# Problem details:
Repeat the rows below exactly, line for line, without including the pictures in your answer.

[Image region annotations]
◇ ◇ ◇ ◇ ◇ ◇ ◇

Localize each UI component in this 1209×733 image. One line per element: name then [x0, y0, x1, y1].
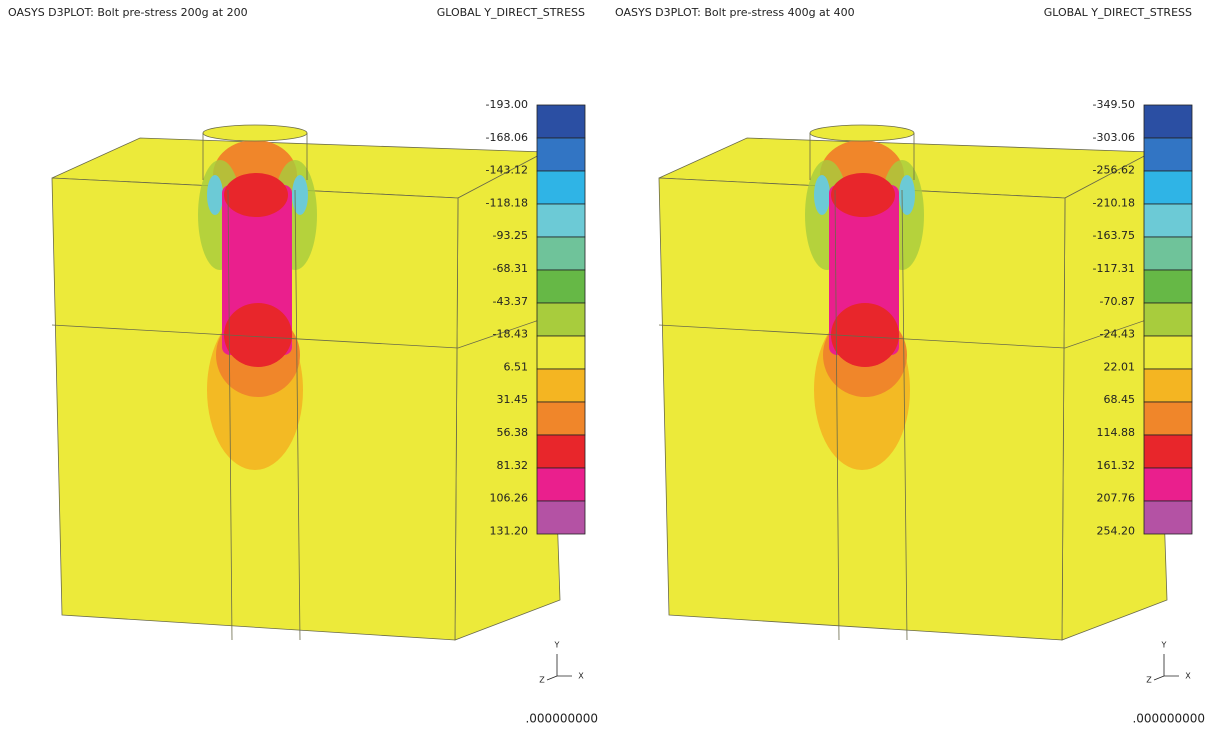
quantity-label: GLOBAL Y_DIRECT_STRESS	[437, 6, 585, 19]
legend-swatch	[537, 336, 585, 369]
time-label: .000000000	[1132, 712, 1205, 726]
bolt-top	[810, 125, 914, 141]
legend-swatch	[1144, 105, 1192, 138]
legend-swatch	[1144, 468, 1192, 501]
legend-label: -18.43	[493, 328, 528, 341]
legend-label: -193.00	[486, 98, 528, 111]
axis-label: Z	[1146, 676, 1152, 685]
legend-swatch	[1144, 402, 1192, 435]
legend-swatch	[537, 468, 585, 501]
legend-label: -68.31	[493, 262, 528, 275]
legend-swatch	[537, 237, 585, 270]
legend-swatch	[1144, 237, 1192, 270]
legend-swatch	[1144, 138, 1192, 171]
legend-label: 31.45	[497, 393, 529, 406]
legend-label: -143.12	[486, 164, 528, 177]
time-label: .000000000	[525, 712, 598, 726]
legend-swatch	[537, 204, 585, 237]
legend-swatch	[537, 501, 585, 534]
triad-lines	[1154, 654, 1179, 680]
axis-triad: Y Z X	[1146, 641, 1191, 685]
legend-label: -43.37	[493, 295, 528, 308]
legend-swatch	[1144, 270, 1192, 303]
stress-red	[831, 173, 895, 217]
stress-cyan	[899, 175, 915, 215]
legend-label: 131.20	[490, 524, 529, 537]
stress-cyan	[207, 175, 223, 215]
legend-label: -24.43	[1100, 328, 1135, 341]
legend-label: 22.01	[1104, 360, 1136, 373]
stress-red	[224, 173, 288, 217]
legend-swatch	[1144, 435, 1192, 468]
triad-lines	[547, 654, 572, 680]
screenshot: OASYS D3PLOT: Bolt pre-stress 200g at 20…	[0, 0, 1209, 729]
legend-label: 81.32	[497, 459, 529, 472]
legend-label: 207.76	[1097, 492, 1136, 505]
legend-label: -168.06	[486, 131, 528, 144]
legend-swatch	[1144, 501, 1192, 534]
legend-label: -70.87	[1100, 295, 1135, 308]
model	[659, 125, 1167, 640]
axis-label: X	[1185, 672, 1191, 681]
axis-triad: Y Z X	[539, 641, 584, 685]
legend-swatch	[537, 369, 585, 402]
bolt-top	[203, 125, 307, 141]
legend-swatch	[537, 105, 585, 138]
legend-label: 6.51	[504, 360, 529, 373]
legend-swatch	[1144, 204, 1192, 237]
legend-swatch	[1144, 171, 1192, 204]
legend-swatch	[537, 270, 585, 303]
legend-swatch	[537, 402, 585, 435]
legend-swatch	[1144, 303, 1192, 336]
legend-swatch	[1144, 369, 1192, 402]
stress-cyan	[814, 175, 830, 215]
legend-label: -349.50	[1093, 98, 1135, 111]
legend-label: 114.88	[1097, 426, 1136, 439]
axis-label: Y	[1161, 641, 1167, 650]
model	[52, 125, 560, 640]
legend-label: 161.32	[1097, 459, 1136, 472]
legend-label: 106.26	[490, 492, 529, 505]
plot-title: OASYS D3PLOT: Bolt pre-stress 400g at 40…	[615, 6, 855, 19]
legend-label: -93.25	[493, 229, 528, 242]
legend-label: -117.31	[1093, 262, 1135, 275]
legend-label: 68.45	[1104, 393, 1136, 406]
legend-label: -163.75	[1093, 229, 1135, 242]
plot-title: OASYS D3PLOT: Bolt pre-stress 200g at 20…	[8, 6, 248, 19]
legend-label: 254.20	[1097, 524, 1136, 537]
axis-label: Z	[539, 676, 545, 685]
axis-label: X	[578, 672, 584, 681]
legend-label: -210.18	[1093, 196, 1135, 209]
legend-label: -303.06	[1093, 131, 1135, 144]
legend-swatch	[537, 303, 585, 336]
legend-swatch	[1144, 336, 1192, 369]
legend-swatch	[537, 435, 585, 468]
stress-cyan	[292, 175, 308, 215]
axis-label: Y	[554, 641, 560, 650]
quantity-label: GLOBAL Y_DIRECT_STRESS	[1044, 6, 1192, 19]
legend-label: -256.62	[1093, 164, 1135, 177]
legend-label: 56.38	[497, 426, 529, 439]
legend-swatch	[537, 171, 585, 204]
legend-label: -118.18	[486, 196, 528, 209]
plot-panel: OASYS D3PLOT: Bolt pre-stress 400g at 40…	[615, 6, 1205, 726]
legend-swatch	[537, 138, 585, 171]
plot-panel: OASYS D3PLOT: Bolt pre-stress 200g at 20…	[8, 6, 598, 726]
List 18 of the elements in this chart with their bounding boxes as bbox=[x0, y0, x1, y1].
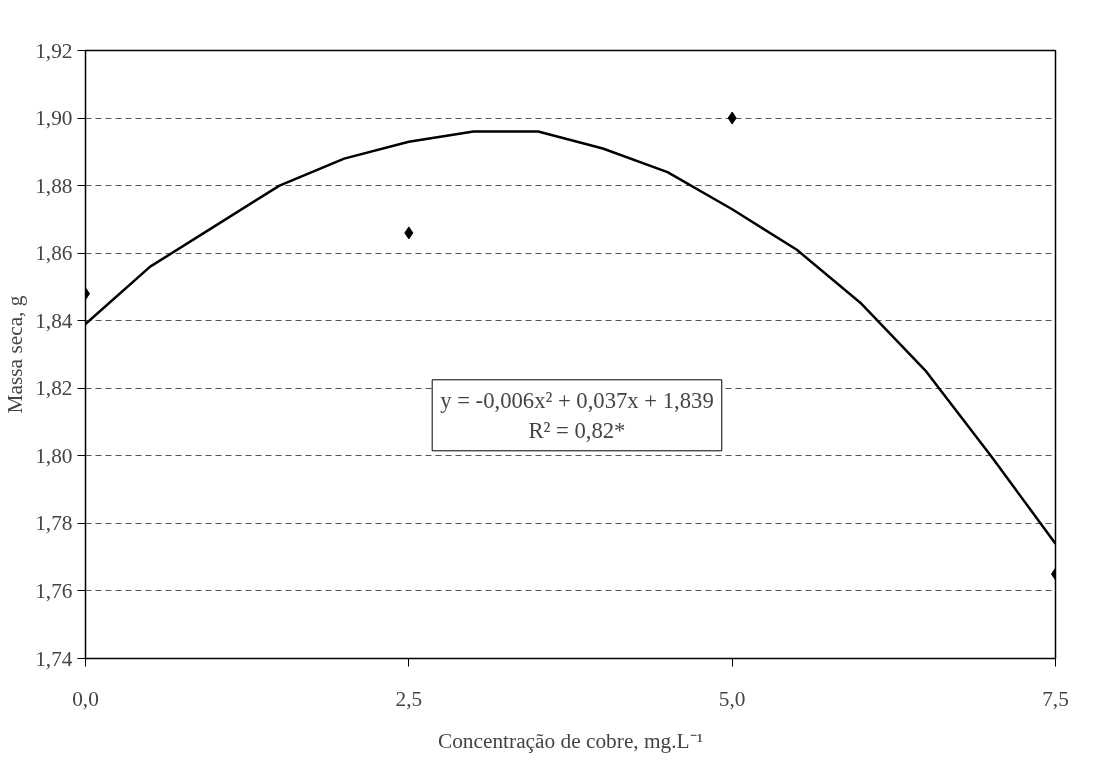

◇ ◇ ◇ ◇ ◇ ◇ ◇

# Completed exercise:
Localize each UI component in this 1209×733 image. One line per element: name then [x0, y0, x1, y1].
quantity-label: GLOBAL Y_DIRECT_STRESS	[437, 6, 585, 19]
legend-swatch	[537, 336, 585, 369]
time-label: .000000000	[1132, 712, 1205, 726]
bolt-top	[810, 125, 914, 141]
legend-swatch	[1144, 105, 1192, 138]
legend-swatch	[1144, 468, 1192, 501]
legend-label: -18.43	[493, 328, 528, 341]
legend-label: -193.00	[486, 98, 528, 111]
axis-label: Z	[1146, 676, 1152, 685]
legend-swatch	[1144, 402, 1192, 435]
legend-swatch	[537, 468, 585, 501]
legend-label: -68.31	[493, 262, 528, 275]
legend-swatch	[537, 237, 585, 270]
legend-swatch	[1144, 237, 1192, 270]
legend-swatch	[1144, 138, 1192, 171]
legend-label: 31.45	[497, 393, 529, 406]
legend-label: -143.12	[486, 164, 528, 177]
time-label: .000000000	[525, 712, 598, 726]
legend-swatch	[537, 204, 585, 237]
legend-swatch	[537, 501, 585, 534]
triad-lines	[1154, 654, 1179, 680]
axis-triad: Y Z X	[1146, 641, 1191, 685]
legend-label: -43.37	[493, 295, 528, 308]
legend-swatch	[1144, 270, 1192, 303]
stress-red	[831, 173, 895, 217]
stress-cyan	[899, 175, 915, 215]
legend-label: 131.20	[490, 524, 529, 537]
stress-cyan	[207, 175, 223, 215]
legend-label: -24.43	[1100, 328, 1135, 341]
legend-label: 22.01	[1104, 360, 1136, 373]
stress-red	[224, 173, 288, 217]
legend-swatch	[1144, 435, 1192, 468]
triad-lines	[547, 654, 572, 680]
screenshot: OASYS D3PLOT: Bolt pre-stress 200g at 20…	[0, 0, 1209, 729]
legend-label: 81.32	[497, 459, 529, 472]
legend-label: 207.76	[1097, 492, 1136, 505]
legend-label: -168.06	[486, 131, 528, 144]
legend-swatch	[1144, 501, 1192, 534]
legend-label: -70.87	[1100, 295, 1135, 308]
model	[659, 125, 1167, 640]
axis-label: X	[1185, 672, 1191, 681]
axis-triad: Y Z X	[539, 641, 584, 685]
legend-swatch	[537, 369, 585, 402]
bolt-top	[203, 125, 307, 141]
legend-swatch	[537, 105, 585, 138]
legend-label: 6.51	[504, 360, 529, 373]
legend-swatch	[1144, 204, 1192, 237]
legend-swatch	[1144, 171, 1192, 204]
legend-swatch	[537, 270, 585, 303]
legend-swatch	[537, 402, 585, 435]
legend-swatch	[1144, 303, 1192, 336]
legend-swatch	[1144, 369, 1192, 402]
stress-cyan	[814, 175, 830, 215]
legend-label: -349.50	[1093, 98, 1135, 111]
legend-label: 114.88	[1097, 426, 1136, 439]
axis-label: Y	[1161, 641, 1167, 650]
model	[52, 125, 560, 640]
legend-label: 161.32	[1097, 459, 1136, 472]
legend-label: 106.26	[490, 492, 529, 505]
plot-title: OASYS D3PLOT: Bolt pre-stress 400g at 40…	[615, 6, 855, 19]
legend-label: -93.25	[493, 229, 528, 242]
legend-label: -117.31	[1093, 262, 1135, 275]
legend-label: 68.45	[1104, 393, 1136, 406]
legend-label: -163.75	[1093, 229, 1135, 242]
plot-title: OASYS D3PLOT: Bolt pre-stress 200g at 20…	[8, 6, 248, 19]
legend-label: 254.20	[1097, 524, 1136, 537]
axis-label: Z	[539, 676, 545, 685]
axis-label: X	[578, 672, 584, 681]
legend-label: -210.18	[1093, 196, 1135, 209]
legend-label: -303.06	[1093, 131, 1135, 144]
legend-swatch	[537, 303, 585, 336]
legend-swatch	[1144, 336, 1192, 369]
legend-swatch	[537, 435, 585, 468]
stress-cyan	[292, 175, 308, 215]
axis-label: Y	[554, 641, 560, 650]
quantity-label: GLOBAL Y_DIRECT_STRESS	[1044, 6, 1192, 19]
legend-label: -256.62	[1093, 164, 1135, 177]
legend-label: 56.38	[497, 426, 529, 439]
legend-swatch	[537, 171, 585, 204]
legend-label: -118.18	[486, 196, 528, 209]
plot-panel: OASYS D3PLOT: Bolt pre-stress 400g at 40…	[615, 6, 1205, 726]
legend-swatch	[537, 138, 585, 171]
plot-panel: OASYS D3PLOT: Bolt pre-stress 200g at 20…	[8, 6, 598, 726]
List 18 of the elements in this chart with their bounding boxes as bbox=[x0, y0, x1, y1].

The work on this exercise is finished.